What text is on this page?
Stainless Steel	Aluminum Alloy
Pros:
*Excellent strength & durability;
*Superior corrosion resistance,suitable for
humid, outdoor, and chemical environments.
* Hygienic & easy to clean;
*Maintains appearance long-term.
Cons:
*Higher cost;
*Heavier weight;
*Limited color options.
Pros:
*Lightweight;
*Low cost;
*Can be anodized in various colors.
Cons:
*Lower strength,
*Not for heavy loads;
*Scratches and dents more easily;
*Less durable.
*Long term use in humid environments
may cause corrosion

- - - -

YOUR OBJECTIVE
Your task is to retype all the records above with nothing left out.

EXERCISE ANSWER
What text is on this page?
Stainless Steel	Aluminum Alloy
Pros:
*Excellent strength & durability;
*Superior corrosion resistance,suitable for
humid, outdoor, and chemical environments.
* Hygienic & easy to clean;
*Maintains appearance long-term.
Cons:
*Higher cost;
*Heavier weight;
*Limited color options.
Pros:
*Lightweight;
*Low cost;
*Can be anodized in various colors.
Cons:
*Lower strength,
*Not for heavy loads;
*Scratches and dents more easily;
*Less durable.
*Long term use in humid environments
may cause corrosion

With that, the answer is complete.